**Goal**. Show every line where "variable" occurs.

**Dataset excerpts**.
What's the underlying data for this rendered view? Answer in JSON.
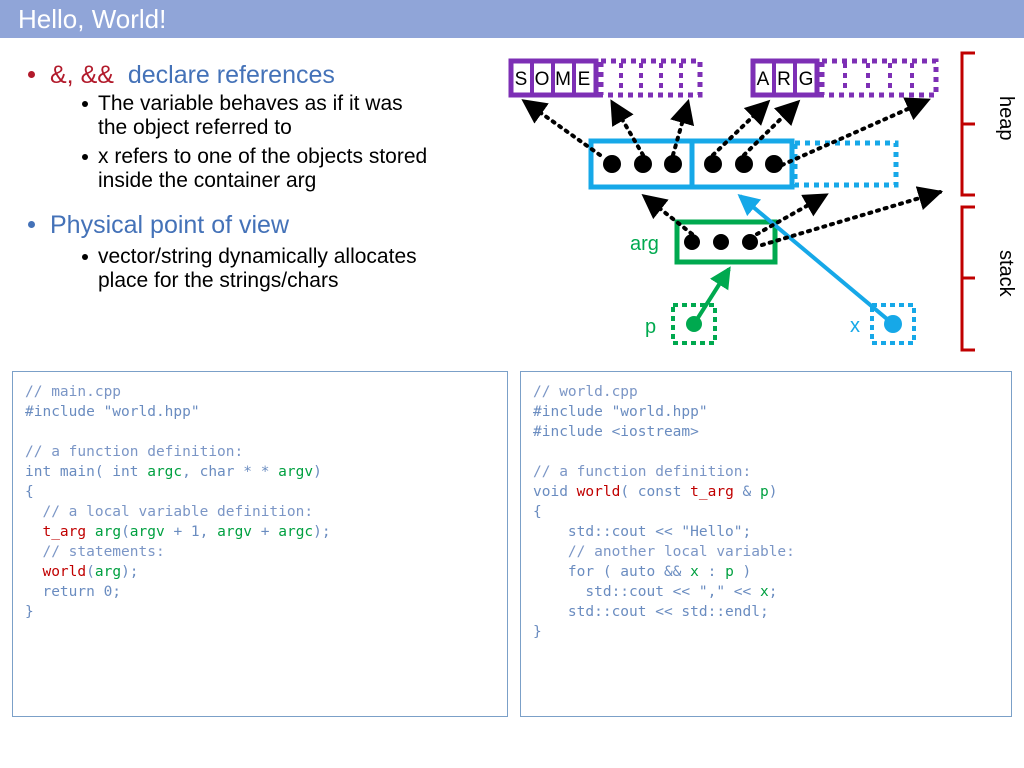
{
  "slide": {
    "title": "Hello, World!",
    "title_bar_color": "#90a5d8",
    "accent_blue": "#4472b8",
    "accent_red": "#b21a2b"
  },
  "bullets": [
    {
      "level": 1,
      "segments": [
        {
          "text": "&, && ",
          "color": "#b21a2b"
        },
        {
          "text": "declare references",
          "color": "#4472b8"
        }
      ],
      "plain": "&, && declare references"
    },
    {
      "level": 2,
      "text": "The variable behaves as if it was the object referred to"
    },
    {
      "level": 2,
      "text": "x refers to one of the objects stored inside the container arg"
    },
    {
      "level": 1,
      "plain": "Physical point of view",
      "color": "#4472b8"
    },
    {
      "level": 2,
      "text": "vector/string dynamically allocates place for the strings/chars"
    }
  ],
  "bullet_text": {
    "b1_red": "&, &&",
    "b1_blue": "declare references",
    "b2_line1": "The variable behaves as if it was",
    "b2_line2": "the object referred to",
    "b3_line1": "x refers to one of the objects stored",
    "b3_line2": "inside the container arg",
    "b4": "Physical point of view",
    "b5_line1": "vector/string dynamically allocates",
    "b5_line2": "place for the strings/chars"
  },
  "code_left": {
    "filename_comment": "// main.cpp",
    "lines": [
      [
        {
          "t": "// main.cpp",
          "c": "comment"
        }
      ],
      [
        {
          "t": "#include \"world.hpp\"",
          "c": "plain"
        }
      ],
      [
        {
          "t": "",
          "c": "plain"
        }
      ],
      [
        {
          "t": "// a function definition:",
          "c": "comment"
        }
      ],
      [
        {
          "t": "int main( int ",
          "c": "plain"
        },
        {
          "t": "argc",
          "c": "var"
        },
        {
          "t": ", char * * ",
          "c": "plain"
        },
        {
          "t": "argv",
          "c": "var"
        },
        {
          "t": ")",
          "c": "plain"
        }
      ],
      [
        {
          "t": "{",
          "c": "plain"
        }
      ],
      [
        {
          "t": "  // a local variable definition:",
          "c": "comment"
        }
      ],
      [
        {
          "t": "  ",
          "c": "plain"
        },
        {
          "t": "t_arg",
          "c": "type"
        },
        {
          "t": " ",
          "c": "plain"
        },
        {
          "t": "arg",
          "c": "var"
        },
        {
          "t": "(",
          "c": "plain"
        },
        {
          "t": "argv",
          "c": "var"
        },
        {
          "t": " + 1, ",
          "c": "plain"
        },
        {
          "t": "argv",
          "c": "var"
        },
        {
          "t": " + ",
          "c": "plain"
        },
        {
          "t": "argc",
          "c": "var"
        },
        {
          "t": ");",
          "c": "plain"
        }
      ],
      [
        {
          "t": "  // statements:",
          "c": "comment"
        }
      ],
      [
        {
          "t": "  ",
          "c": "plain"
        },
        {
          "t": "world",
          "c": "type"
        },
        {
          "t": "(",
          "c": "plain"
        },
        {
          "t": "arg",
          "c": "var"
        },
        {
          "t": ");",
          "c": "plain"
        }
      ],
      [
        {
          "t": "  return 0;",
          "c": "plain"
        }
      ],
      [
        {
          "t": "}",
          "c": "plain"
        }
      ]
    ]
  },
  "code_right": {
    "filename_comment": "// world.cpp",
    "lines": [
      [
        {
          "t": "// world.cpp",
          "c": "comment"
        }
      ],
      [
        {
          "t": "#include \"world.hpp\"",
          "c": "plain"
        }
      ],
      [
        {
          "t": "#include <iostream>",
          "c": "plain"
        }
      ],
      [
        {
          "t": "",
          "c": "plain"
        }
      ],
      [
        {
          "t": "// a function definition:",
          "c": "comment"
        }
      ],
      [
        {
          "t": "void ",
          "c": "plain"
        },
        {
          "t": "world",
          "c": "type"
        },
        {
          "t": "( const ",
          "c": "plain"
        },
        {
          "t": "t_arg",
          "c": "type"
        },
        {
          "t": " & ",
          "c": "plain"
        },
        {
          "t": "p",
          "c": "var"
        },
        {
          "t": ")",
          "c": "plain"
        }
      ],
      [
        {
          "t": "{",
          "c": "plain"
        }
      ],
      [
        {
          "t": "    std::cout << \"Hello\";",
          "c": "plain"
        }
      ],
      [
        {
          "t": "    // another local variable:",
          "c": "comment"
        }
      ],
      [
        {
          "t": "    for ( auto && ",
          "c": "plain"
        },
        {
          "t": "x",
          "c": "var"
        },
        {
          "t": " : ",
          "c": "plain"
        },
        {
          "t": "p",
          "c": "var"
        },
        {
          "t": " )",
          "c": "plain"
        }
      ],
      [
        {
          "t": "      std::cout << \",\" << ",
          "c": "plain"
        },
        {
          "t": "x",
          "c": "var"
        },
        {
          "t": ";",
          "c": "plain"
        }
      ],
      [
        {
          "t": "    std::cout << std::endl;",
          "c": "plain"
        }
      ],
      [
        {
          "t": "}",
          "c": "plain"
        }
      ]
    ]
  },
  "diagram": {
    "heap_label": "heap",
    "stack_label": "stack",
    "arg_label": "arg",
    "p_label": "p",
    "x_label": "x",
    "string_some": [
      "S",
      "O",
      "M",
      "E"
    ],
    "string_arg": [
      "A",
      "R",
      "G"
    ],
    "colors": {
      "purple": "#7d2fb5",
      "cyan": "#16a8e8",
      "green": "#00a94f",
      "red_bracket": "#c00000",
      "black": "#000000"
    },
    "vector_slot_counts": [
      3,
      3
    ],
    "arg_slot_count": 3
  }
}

* * *

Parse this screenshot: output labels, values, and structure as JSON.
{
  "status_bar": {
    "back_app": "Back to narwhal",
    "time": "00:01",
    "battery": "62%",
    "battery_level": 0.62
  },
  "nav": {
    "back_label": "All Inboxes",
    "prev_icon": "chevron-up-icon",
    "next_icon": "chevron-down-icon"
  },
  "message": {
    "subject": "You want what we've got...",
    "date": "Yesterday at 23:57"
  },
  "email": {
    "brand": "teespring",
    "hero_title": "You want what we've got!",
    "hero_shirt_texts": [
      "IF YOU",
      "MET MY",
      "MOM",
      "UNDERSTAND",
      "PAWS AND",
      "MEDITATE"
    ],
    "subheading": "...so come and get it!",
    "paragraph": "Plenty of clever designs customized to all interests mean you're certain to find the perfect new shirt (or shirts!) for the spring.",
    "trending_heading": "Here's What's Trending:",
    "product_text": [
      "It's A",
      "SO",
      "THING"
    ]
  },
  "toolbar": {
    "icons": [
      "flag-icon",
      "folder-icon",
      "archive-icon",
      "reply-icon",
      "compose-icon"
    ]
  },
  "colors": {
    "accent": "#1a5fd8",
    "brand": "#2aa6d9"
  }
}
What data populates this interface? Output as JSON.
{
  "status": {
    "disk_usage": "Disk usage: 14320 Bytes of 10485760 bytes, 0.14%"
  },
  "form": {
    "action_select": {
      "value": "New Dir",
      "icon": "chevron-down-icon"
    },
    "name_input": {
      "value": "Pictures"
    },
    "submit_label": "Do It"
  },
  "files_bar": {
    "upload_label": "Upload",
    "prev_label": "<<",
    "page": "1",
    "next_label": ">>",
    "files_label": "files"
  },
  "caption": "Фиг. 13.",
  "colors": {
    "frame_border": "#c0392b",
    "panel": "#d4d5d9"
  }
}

...

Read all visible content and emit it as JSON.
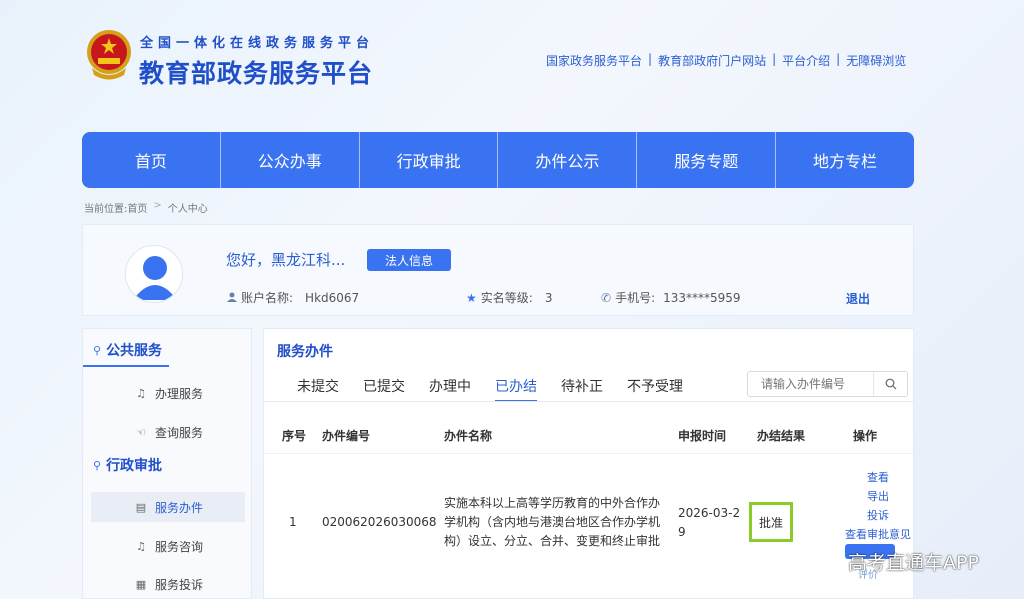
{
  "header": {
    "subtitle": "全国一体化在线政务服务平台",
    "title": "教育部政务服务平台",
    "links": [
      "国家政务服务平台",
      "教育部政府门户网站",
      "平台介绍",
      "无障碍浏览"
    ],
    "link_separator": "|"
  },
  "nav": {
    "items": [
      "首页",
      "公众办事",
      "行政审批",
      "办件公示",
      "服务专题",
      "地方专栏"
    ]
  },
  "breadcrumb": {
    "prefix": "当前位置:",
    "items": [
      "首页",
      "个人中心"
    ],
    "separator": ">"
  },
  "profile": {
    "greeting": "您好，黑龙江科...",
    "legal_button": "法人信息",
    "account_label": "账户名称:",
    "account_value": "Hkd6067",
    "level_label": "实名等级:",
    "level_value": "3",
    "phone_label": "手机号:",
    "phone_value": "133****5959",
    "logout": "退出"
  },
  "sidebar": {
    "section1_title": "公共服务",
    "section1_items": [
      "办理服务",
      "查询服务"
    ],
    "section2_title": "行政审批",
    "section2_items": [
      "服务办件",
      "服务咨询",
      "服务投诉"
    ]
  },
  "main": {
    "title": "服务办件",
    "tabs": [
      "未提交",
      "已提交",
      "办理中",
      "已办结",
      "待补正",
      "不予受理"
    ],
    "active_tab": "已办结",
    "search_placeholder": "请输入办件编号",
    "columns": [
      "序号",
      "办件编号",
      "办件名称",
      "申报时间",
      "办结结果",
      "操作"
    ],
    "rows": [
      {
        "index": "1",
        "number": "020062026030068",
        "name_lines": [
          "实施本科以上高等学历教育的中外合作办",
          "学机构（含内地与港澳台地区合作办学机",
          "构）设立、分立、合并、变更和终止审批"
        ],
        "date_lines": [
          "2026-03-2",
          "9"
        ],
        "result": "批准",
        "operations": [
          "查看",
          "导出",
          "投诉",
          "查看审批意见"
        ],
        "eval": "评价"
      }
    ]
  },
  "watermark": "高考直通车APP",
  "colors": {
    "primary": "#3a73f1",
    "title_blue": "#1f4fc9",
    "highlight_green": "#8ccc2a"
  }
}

**Worked answer**.
      "text": "The variable behaves as if it was the object referred to"
    "b2_line1": "The variable behaves as if it was",
          "t": "  // a local variable definition:",
          "t": "    // another local variable:",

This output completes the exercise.